Given exercise: Word for word, give the material below again, minus any images.

[Stored entries]
— Start —
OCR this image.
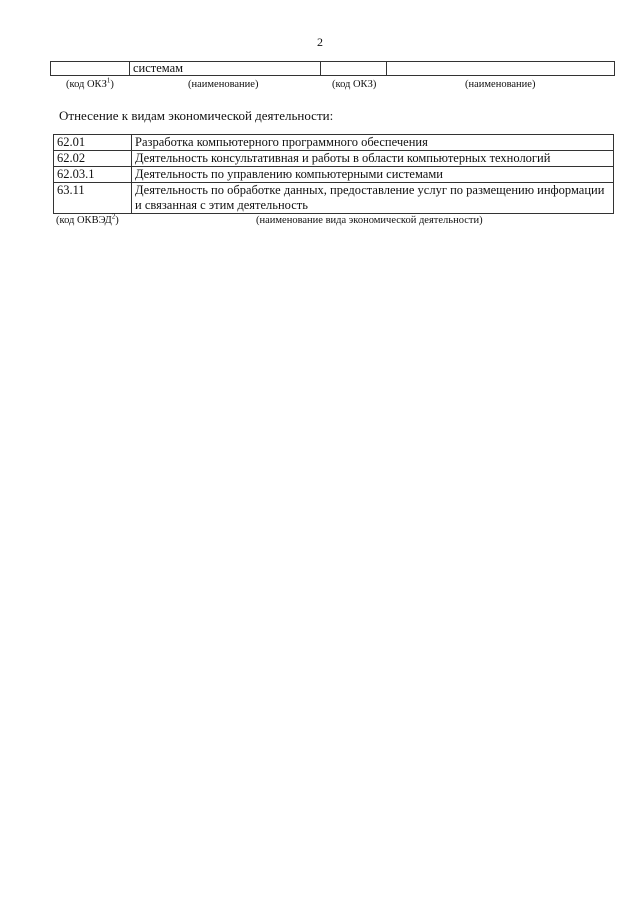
2
	системам		
(код ОКЗ$^1$)	(наименование)	(код ОКЗ)	(наименование)
Отнесение к видам экономической деятельности:
62.01	Разработка компьютерного программного обеспечения
62.02	Деятельность консультативная и работы в области компьютерных технологий
62.03.1	Деятельность по управлению компьютерными системами
63.11	Деятельность по обработке данных, предоставление услуг по размещению информации и связанная с этим деятельность
(код ОКВЭД$^2$)	(наименование вида экономической деятельности)
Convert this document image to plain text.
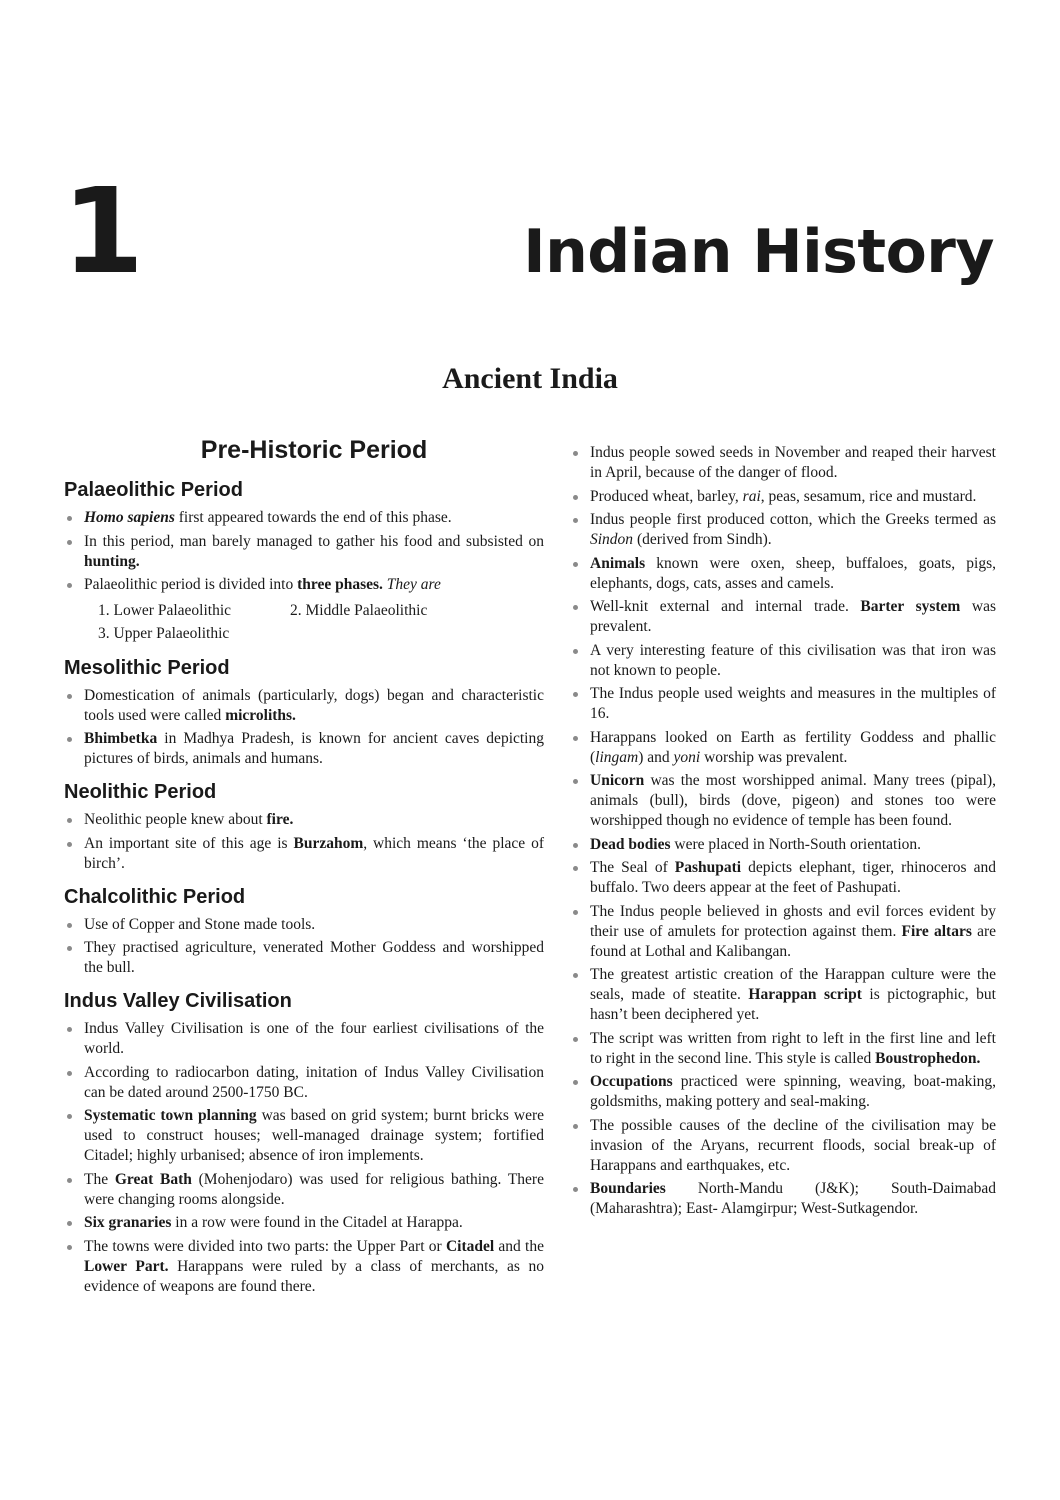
1	Indian History
Ancient India
Pre-Historic Period
Palaeolithic Period
Homo sapiens first appeared towards the end of this phase.
In this period, man barely managed to gather his food and subsisted on hunting.
Palaeolithic period is divided into three phases. They are
1. Lower Palaeolithic	2. Middle Palaeolithic
3. Upper Palaeolithic
Mesolithic Period
Domestication of animals (particularly, dogs) began and characteristic tools used were called microliths.
Bhimbetka in Madhya Pradesh, is known for ancient caves depicting pictures of birds, animals and humans.
Neolithic Period
Neolithic people knew about fire.
An important site of this age is Burzahom, which means ‘the place of birch’.
Chalcolithic Period
Use of Copper and Stone made tools.
They practised agriculture, venerated Mother Goddess and worshipped the bull.
Indus Valley Civilisation
Indus Valley Civilisation is one of the four earliest civilisations of the world.
According to radiocarbon dating, initation of Indus Valley Civilisation can be dated around 2500-1750 BC.
Systematic town planning was based on grid system; burnt bricks were used to construct houses; well-managed drainage system; fortified Citadel; highly urbanised; absence of iron implements.
The Great Bath (Mohenjodaro) was used for religious bathing. There were changing rooms alongside.
Six granaries in a row were found in the Citadel at Harappa.
The towns were divided into two parts: the Upper Part or Citadel and the Lower Part. Harappans were ruled by a class of merchants, as no evidence of weapons are found there.
Indus people sowed seeds in November and reaped their harvest in April, because of the danger of flood.
Produced wheat, barley, rai, peas, sesamum, rice and mustard.
Indus people first produced cotton, which the Greeks termed as Sindon (derived from Sindh).
Animals known were oxen, sheep, buffaloes, goats, pigs, elephants, dogs, cats, asses and camels.
Well-knit external and internal trade. Barter system was prevalent.
A very interesting feature of this civilisation was that iron was not known to people.
The Indus people used weights and measures in the multiples of 16.
Harappans looked on Earth as fertility Goddess and phallic (lingam) and yoni worship was prevalent.
Unicorn was the most worshipped animal. Many trees (pipal), animals (bull), birds (dove, pigeon) and stones too were worshipped though no evidence of temple has been found.
Dead bodies were placed in North-South orientation.
The Seal of Pashupati depicts elephant, tiger, rhinoceros and buffalo. Two deers appear at the feet of Pashupati.
The Indus people believed in ghosts and evil forces evident by their use of amulets for protection against them. Fire altars are found at Lothal and Kalibangan.
The greatest artistic creation of the Harappan culture were the seals, made of steatite. Harappan script is pictographic, but hasn’t been deciphered yet.
The script was written from right to left in the first line and left to right in the second line. This style is called Boustrophedon.
Occupations practiced were spinning, weaving, boat-making, goldsmiths, making pottery and seal-making.
The possible causes of the decline of the civilisation may be invasion of the Aryans, recurrent floods, social break-up of Harappans and earthquakes, etc.
Boundaries North-Mandu (J&K); South-Daimabad (Maharashtra); East- Alamgirpur; West-Sutkagendor.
— End —
Complete response:
OCR this image.
2
	системам		
(код ОКЗ$^1$)	(наименование)	(код ОКЗ)	(наименование)
Отнесение к видам экономической деятельности:
62.01	Разработка компьютерного программного обеспечения
62.02	Деятельность консультативная и работы в области компьютерных технологий
62.03.1	Деятельность по управлению компьютерными системами
63.11	Деятельность по обработке данных, предоставление услуг по размещению информации и связанная с этим деятельность
(код ОКВЭД$^2$)	(наименование вида экономической деятельности)
Convert this document image to plain text.
1	Indian History
Ancient India
Pre-Historic Period
Palaeolithic Period
Homo sapiens first appeared towards the end of this phase.
In this period, man barely managed to gather his food and subsisted on hunting.
Palaeolithic period is divided into three phases. They are
1. Lower Palaeolithic	2. Middle Palaeolithic
3. Upper Palaeolithic
Mesolithic Period
Domestication of animals (particularly, dogs) began and characteristic tools used were called microliths.
Bhimbetka in Madhya Pradesh, is known for ancient caves depicting pictures of birds, animals and humans.
Neolithic Period
Neolithic people knew about fire.
An important site of this age is Burzahom, which means ‘the place of birch’.
Chalcolithic Period
Use of Copper and Stone made tools.
They practised agriculture, venerated Mother Goddess and worshipped the bull.
Indus Valley Civilisation
Indus Valley Civilisation is one of the four earliest civilisations of the world.
According to radiocarbon dating, initation of Indus Valley Civilisation can be dated around 2500-1750 BC.
Systematic town planning was based on grid system; burnt bricks were used to construct houses; well-managed drainage system; fortified Citadel; highly urbanised; absence of iron implements.
The Great Bath (Mohenjodaro) was used for religious bathing. There were changing rooms alongside.
Six granaries in a row were found in the Citadel at Harappa.
The towns were divided into two parts: the Upper Part or Citadel and the Lower Part. Harappans were ruled by a class of merchants, as no evidence of weapons are found there.
Indus people sowed seeds in November and reaped their harvest in April, because of the danger of flood.
Produced wheat, barley, rai, peas, sesamum, rice and mustard.
Indus people first produced cotton, which the Greeks termed as Sindon (derived from Sindh).
Animals known were oxen, sheep, buffaloes, goats, pigs, elephants, dogs, cats, asses and camels.
Well-knit external and internal trade. Barter system was prevalent.
A very interesting feature of this civilisation was that iron was not known to people.
The Indus people used weights and measures in the multiples of 16.
Harappans looked on Earth as fertility Goddess and phallic (lingam) and yoni worship was prevalent.
Unicorn was the most worshipped animal. Many trees (pipal), animals (bull), birds (dove, pigeon) and stones too were worshipped though no evidence of temple has been found.
Dead bodies were placed in North-South orientation.
The Seal of Pashupati depicts elephant, tiger, rhinoceros and buffalo. Two deers appear at the feet of Pashupati.
The Indus people believed in ghosts and evil forces evident by their use of amulets for protection against them. Fire altars are found at Lothal and Kalibangan.
The greatest artistic creation of the Harappan culture were the seals, made of steatite. Harappan script is pictographic, but hasn’t been deciphered yet.
The script was written from right to left in the first line and left to right in the second line. This style is called Boustrophedon.
Occupations practiced were spinning, weaving, boat-making, goldsmiths, making pottery and seal-making.
The possible causes of the decline of the civilisation may be invasion of the Aryans, recurrent floods, social break-up of Harappans and earthquakes, etc.
Boundaries North-Mandu (J&K); South-Daimabad (Maharashtra); East- Alamgirpur; West-Sutkagendor.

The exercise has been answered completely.